Challenge >> Would you quote every entry exactly, dropping only the pictures?

Extracted records >>
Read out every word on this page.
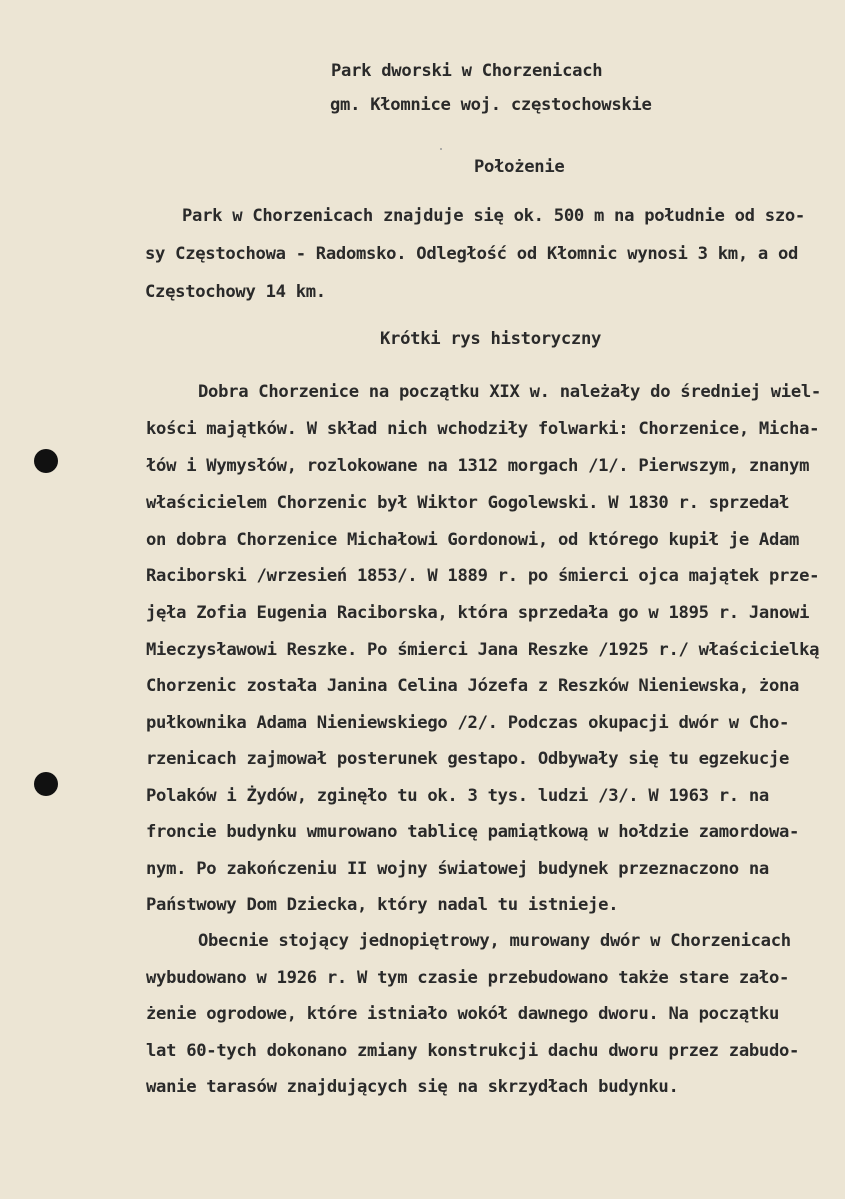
Park dworski w Chorzenicach
gm. Kłomnice woj. częstochowskie
Położenie
Park w Chorzenicach znajduje się ok. 500 m na południe od szo-
sy Częstochowa - Radomsko. Odległość od Kłomnic wynosi 3 km, a od
Częstochowy 14 km.
Krótki rys historyczny
Dobra Chorzenice na początku XIX w. należały do średniej wiel-
kości majątków. W skład nich wchodziły folwarki: Chorzenice, Micha-
łów i Wymysłów, rozlokowane na 1312 morgach /1/. Pierwszym, znanym
właścicielem Chorzenic był Wiktor Gogolewski. W 1830 r. sprzedał
on dobra Chorzenice Michałowi Gordonowi, od którego kupił je Adam
Raciborski /wrzesień 1853/. W 1889 r. po śmierci ojca majątek prze-
jęła Zofia Eugenia Raciborska, która sprzedała go w 1895 r. Janowi
Mieczysławowi Reszke. Po śmierci Jana Reszke /1925 r./ właścicielką
Chorzenic została Janina Celina Józefa z Reszków Nieniewska, żona
pułkownika Adama Nieniewskiego /2/. Podczas okupacji dwór w Cho-
rzenicach zajmował posterunek gestapo. Odbywały się tu egzekucje
Polaków i Żydów, zginęło tu ok. 3 tys. ludzi /3/. W 1963 r. na
froncie budynku wmurowano tablicę pamiątkową w hołdzie zamordowa-
nym. Po zakończeniu II wojny światowej budynek przeznaczono na
Państwowy Dom Dziecka, który nadal tu istnieje.
Obecnie stojący jednopiętrowy, murowany dwór w Chorzenicach
wybudowano w 1926 r. W tym czasie przebudowano także stare zało-
żenie ogrodowe, które istniało wokół dawnego dworu. Na początku
lat 60-tych dokonano zmiany konstrukcji dachu dworu przez zabudo-
wanie tarasów znajdujących się na skrzydłach budynku.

Solved exercise >>
Read out every word on this page.
Park dworski w Chorzenicach
gm. Kłomnice woj. częstochowskie
Położenie
Park w Chorzenicach znajduje się ok. 500 m na południe od szo-
sy Częstochowa - Radomsko. Odległość od Kłomnic wynosi 3 km, a od
Częstochowy 14 km.
Krótki rys historyczny
Dobra Chorzenice na początku XIX w. należały do średniej wiel-
kości majątków. W skład nich wchodziły folwarki: Chorzenice, Micha-
łów i Wymysłów, rozlokowane na 1312 morgach /1/. Pierwszym, znanym
właścicielem Chorzenic był Wiktor Gogolewski. W 1830 r. sprzedał
on dobra Chorzenice Michałowi Gordonowi, od którego kupił je Adam
Raciborski /wrzesień 1853/. W 1889 r. po śmierci ojca majątek prze-
jęła Zofia Eugenia Raciborska, która sprzedała go w 1895 r. Janowi
Mieczysławowi Reszke. Po śmierci Jana Reszke /1925 r./ właścicielką
Chorzenic została Janina Celina Józefa z Reszków Nieniewska, żona
pułkownika Adama Nieniewskiego /2/. Podczas okupacji dwór w Cho-
rzenicach zajmował posterunek gestapo. Odbywały się tu egzekucje
Polaków i Żydów, zginęło tu ok. 3 tys. ludzi /3/. W 1963 r. na
froncie budynku wmurowano tablicę pamiątkową w hołdzie zamordowa-
nym. Po zakończeniu II wojny światowej budynek przeznaczono na
Państwowy Dom Dziecka, który nadal tu istnieje.
Obecnie stojący jednopiętrowy, murowany dwór w Chorzenicach
wybudowano w 1926 r. W tym czasie przebudowano także stare zało-
żenie ogrodowe, które istniało wokół dawnego dworu. Na początku
lat 60-tych dokonano zmiany konstrukcji dachu dworu przez zabudo-
wanie tarasów znajdujących się na skrzydłach budynku.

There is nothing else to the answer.